PROBLEM DETAILS | Leave out the pictures; transcribe all else exactly.

* begin *

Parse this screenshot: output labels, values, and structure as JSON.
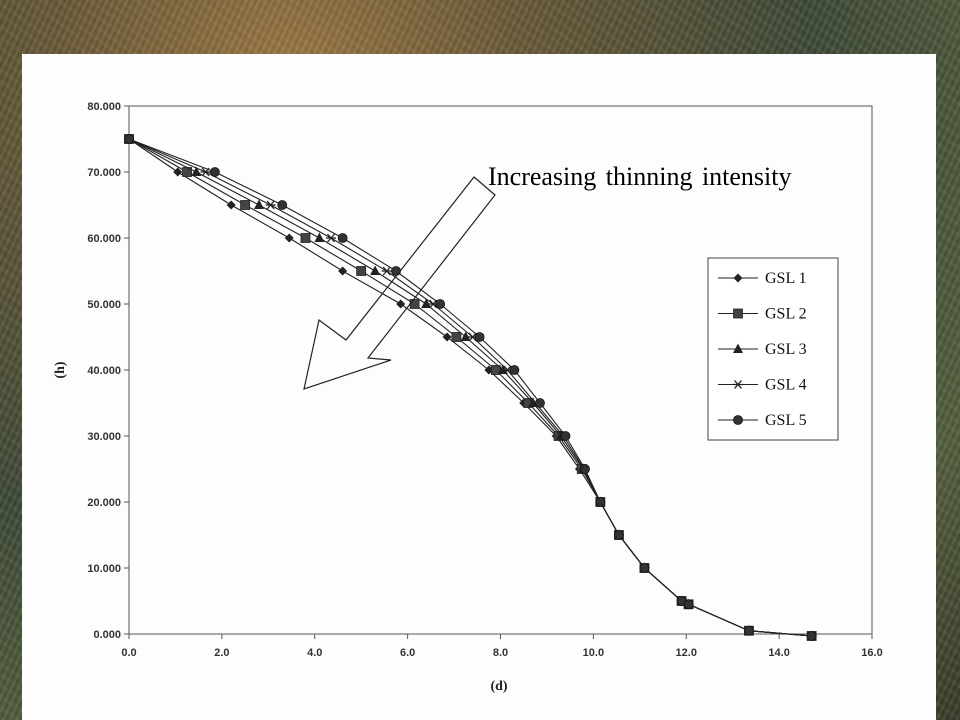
{
  "chart_data": {
    "type": "line",
    "title": "",
    "xlabel": "(d)",
    "ylabel": "(h)",
    "xlim": [
      0,
      16
    ],
    "ylim": [
      0,
      80
    ],
    "x_ticks": [
      "0.0",
      "2.0",
      "4.0",
      "6.0",
      "8.0",
      "10.0",
      "12.0",
      "14.0",
      "16.0"
    ],
    "y_ticks": [
      "0.000",
      "10.000",
      "20.000",
      "30.000",
      "40.000",
      "50.000",
      "60.000",
      "70.000",
      "80.000"
    ],
    "annotation": "Increasing thinning intensity",
    "legend_position": "right",
    "grid": false,
    "series": [
      {
        "name": "GSL 1",
        "marker": "diamond",
        "points": [
          [
            0.0,
            75
          ],
          [
            1.05,
            70
          ],
          [
            2.2,
            65
          ],
          [
            3.45,
            60
          ],
          [
            4.6,
            55
          ],
          [
            5.85,
            50
          ],
          [
            6.85,
            45
          ],
          [
            7.75,
            40
          ],
          [
            8.5,
            35
          ],
          [
            9.2,
            30
          ],
          [
            9.7,
            25
          ],
          [
            10.15,
            20
          ],
          [
            10.55,
            15
          ],
          [
            11.1,
            10
          ],
          [
            11.9,
            5
          ],
          [
            12.05,
            4.5
          ],
          [
            13.35,
            0.5
          ],
          [
            14.7,
            -0.3
          ]
        ]
      },
      {
        "name": "GSL 2",
        "marker": "square",
        "points": [
          [
            0.0,
            75
          ],
          [
            1.25,
            70
          ],
          [
            2.5,
            65
          ],
          [
            3.8,
            60
          ],
          [
            5.0,
            55
          ],
          [
            6.15,
            50
          ],
          [
            7.05,
            45
          ],
          [
            7.9,
            40
          ],
          [
            8.6,
            35
          ],
          [
            9.25,
            30
          ],
          [
            9.75,
            25
          ],
          [
            10.15,
            20
          ],
          [
            10.55,
            15
          ],
          [
            11.1,
            10
          ],
          [
            11.9,
            5
          ],
          [
            12.05,
            4.5
          ],
          [
            13.35,
            0.5
          ],
          [
            14.7,
            -0.3
          ]
        ]
      },
      {
        "name": "GSL 3",
        "marker": "triangle",
        "points": [
          [
            0.0,
            75
          ],
          [
            1.45,
            70
          ],
          [
            2.8,
            65
          ],
          [
            4.1,
            60
          ],
          [
            5.3,
            55
          ],
          [
            6.4,
            50
          ],
          [
            7.25,
            45
          ],
          [
            8.05,
            40
          ],
          [
            8.7,
            35
          ],
          [
            9.3,
            30
          ],
          [
            9.78,
            25
          ],
          [
            10.15,
            20
          ],
          [
            10.55,
            15
          ],
          [
            11.1,
            10
          ],
          [
            11.9,
            5
          ],
          [
            12.05,
            4.5
          ],
          [
            13.35,
            0.5
          ],
          [
            14.7,
            -0.3
          ]
        ]
      },
      {
        "name": "GSL 4",
        "marker": "star",
        "points": [
          [
            0.0,
            75
          ],
          [
            1.65,
            70
          ],
          [
            3.05,
            65
          ],
          [
            4.35,
            60
          ],
          [
            5.55,
            55
          ],
          [
            6.55,
            50
          ],
          [
            7.4,
            45
          ],
          [
            8.15,
            40
          ],
          [
            8.75,
            35
          ],
          [
            9.35,
            30
          ],
          [
            9.8,
            25
          ],
          [
            10.15,
            20
          ],
          [
            10.55,
            15
          ],
          [
            11.1,
            10
          ],
          [
            11.9,
            5
          ],
          [
            12.05,
            4.5
          ],
          [
            13.35,
            0.5
          ],
          [
            14.7,
            -0.3
          ]
        ]
      },
      {
        "name": "GSL 5",
        "marker": "circle",
        "points": [
          [
            0.0,
            75
          ],
          [
            1.85,
            70
          ],
          [
            3.3,
            65
          ],
          [
            4.6,
            60
          ],
          [
            5.75,
            55
          ],
          [
            6.7,
            50
          ],
          [
            7.55,
            45
          ],
          [
            8.3,
            40
          ],
          [
            8.85,
            35
          ],
          [
            9.4,
            30
          ],
          [
            9.82,
            25
          ],
          [
            10.15,
            20
          ],
          [
            10.55,
            15
          ],
          [
            11.1,
            10
          ],
          [
            11.9,
            5
          ],
          [
            12.05,
            4.5
          ],
          [
            13.35,
            0.5
          ],
          [
            14.7,
            -0.3
          ]
        ]
      }
    ]
  }
}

* end *

CORRECT ANSWER |
Parse this screenshot: output labels, values, and structure as JSON.
{
  "chart_data": {
    "type": "line",
    "title": "",
    "xlabel": "(d)",
    "ylabel": "(h)",
    "xlim": [
      0,
      16
    ],
    "ylim": [
      0,
      80
    ],
    "x_ticks": [
      "0.0",
      "2.0",
      "4.0",
      "6.0",
      "8.0",
      "10.0",
      "12.0",
      "14.0",
      "16.0"
    ],
    "y_ticks": [
      "0.000",
      "10.000",
      "20.000",
      "30.000",
      "40.000",
      "50.000",
      "60.000",
      "70.000",
      "80.000"
    ],
    "annotation": "Increasing thinning intensity",
    "legend_position": "right",
    "grid": false,
    "series": [
      {
        "name": "GSL 1",
        "marker": "diamond",
        "points": [
          [
            0.0,
            75
          ],
          [
            1.05,
            70
          ],
          [
            2.2,
            65
          ],
          [
            3.45,
            60
          ],
          [
            4.6,
            55
          ],
          [
            5.85,
            50
          ],
          [
            6.85,
            45
          ],
          [
            7.75,
            40
          ],
          [
            8.5,
            35
          ],
          [
            9.2,
            30
          ],
          [
            9.7,
            25
          ],
          [
            10.15,
            20
          ],
          [
            10.55,
            15
          ],
          [
            11.1,
            10
          ],
          [
            11.9,
            5
          ],
          [
            12.05,
            4.5
          ],
          [
            13.35,
            0.5
          ],
          [
            14.7,
            -0.3
          ]
        ]
      },
      {
        "name": "GSL 2",
        "marker": "square",
        "points": [
          [
            0.0,
            75
          ],
          [
            1.25,
            70
          ],
          [
            2.5,
            65
          ],
          [
            3.8,
            60
          ],
          [
            5.0,
            55
          ],
          [
            6.15,
            50
          ],
          [
            7.05,
            45
          ],
          [
            7.9,
            40
          ],
          [
            8.6,
            35
          ],
          [
            9.25,
            30
          ],
          [
            9.75,
            25
          ],
          [
            10.15,
            20
          ],
          [
            10.55,
            15
          ],
          [
            11.1,
            10
          ],
          [
            11.9,
            5
          ],
          [
            12.05,
            4.5
          ],
          [
            13.35,
            0.5
          ],
          [
            14.7,
            -0.3
          ]
        ]
      },
      {
        "name": "GSL 3",
        "marker": "triangle",
        "points": [
          [
            0.0,
            75
          ],
          [
            1.45,
            70
          ],
          [
            2.8,
            65
          ],
          [
            4.1,
            60
          ],
          [
            5.3,
            55
          ],
          [
            6.4,
            50
          ],
          [
            7.25,
            45
          ],
          [
            8.05,
            40
          ],
          [
            8.7,
            35
          ],
          [
            9.3,
            30
          ],
          [
            9.78,
            25
          ],
          [
            10.15,
            20
          ],
          [
            10.55,
            15
          ],
          [
            11.1,
            10
          ],
          [
            11.9,
            5
          ],
          [
            12.05,
            4.5
          ],
          [
            13.35,
            0.5
          ],
          [
            14.7,
            -0.3
          ]
        ]
      },
      {
        "name": "GSL 4",
        "marker": "star",
        "points": [
          [
            0.0,
            75
          ],
          [
            1.65,
            70
          ],
          [
            3.05,
            65
          ],
          [
            4.35,
            60
          ],
          [
            5.55,
            55
          ],
          [
            6.55,
            50
          ],
          [
            7.4,
            45
          ],
          [
            8.15,
            40
          ],
          [
            8.75,
            35
          ],
          [
            9.35,
            30
          ],
          [
            9.8,
            25
          ],
          [
            10.15,
            20
          ],
          [
            10.55,
            15
          ],
          [
            11.1,
            10
          ],
          [
            11.9,
            5
          ],
          [
            12.05,
            4.5
          ],
          [
            13.35,
            0.5
          ],
          [
            14.7,
            -0.3
          ]
        ]
      },
      {
        "name": "GSL 5",
        "marker": "circle",
        "points": [
          [
            0.0,
            75
          ],
          [
            1.85,
            70
          ],
          [
            3.3,
            65
          ],
          [
            4.6,
            60
          ],
          [
            5.75,
            55
          ],
          [
            6.7,
            50
          ],
          [
            7.55,
            45
          ],
          [
            8.3,
            40
          ],
          [
            8.85,
            35
          ],
          [
            9.4,
            30
          ],
          [
            9.82,
            25
          ],
          [
            10.15,
            20
          ],
          [
            10.55,
            15
          ],
          [
            11.1,
            10
          ],
          [
            11.9,
            5
          ],
          [
            12.05,
            4.5
          ],
          [
            13.35,
            0.5
          ],
          [
            14.7,
            -0.3
          ]
        ]
      }
    ]
  }
}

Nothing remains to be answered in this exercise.